_Prompt_.
Search the data for the word "triangle". Reproduce every line where it is found.

Data extracted from a collection:
--

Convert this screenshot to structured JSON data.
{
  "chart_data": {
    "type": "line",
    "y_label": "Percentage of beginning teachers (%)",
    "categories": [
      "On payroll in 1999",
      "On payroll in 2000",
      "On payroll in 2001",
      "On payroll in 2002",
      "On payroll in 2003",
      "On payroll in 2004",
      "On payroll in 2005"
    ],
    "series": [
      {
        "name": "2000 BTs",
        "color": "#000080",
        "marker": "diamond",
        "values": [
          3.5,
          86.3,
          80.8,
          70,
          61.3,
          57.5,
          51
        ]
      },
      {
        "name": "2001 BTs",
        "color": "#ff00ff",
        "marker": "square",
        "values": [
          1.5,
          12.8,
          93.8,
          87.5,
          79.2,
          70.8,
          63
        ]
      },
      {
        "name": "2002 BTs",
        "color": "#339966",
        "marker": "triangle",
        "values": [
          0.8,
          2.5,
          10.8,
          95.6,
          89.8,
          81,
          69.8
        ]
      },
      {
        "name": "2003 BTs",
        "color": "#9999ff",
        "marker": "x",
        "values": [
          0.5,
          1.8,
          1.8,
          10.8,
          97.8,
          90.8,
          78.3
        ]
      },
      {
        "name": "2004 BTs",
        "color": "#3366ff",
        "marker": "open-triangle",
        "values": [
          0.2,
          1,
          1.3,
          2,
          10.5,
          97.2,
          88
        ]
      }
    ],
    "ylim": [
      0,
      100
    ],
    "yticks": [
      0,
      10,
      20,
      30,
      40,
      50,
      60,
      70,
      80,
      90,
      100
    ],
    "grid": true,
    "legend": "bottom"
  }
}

--

_Exercise solution_.
        "marker": "triangle",
        "marker": "open-triangle",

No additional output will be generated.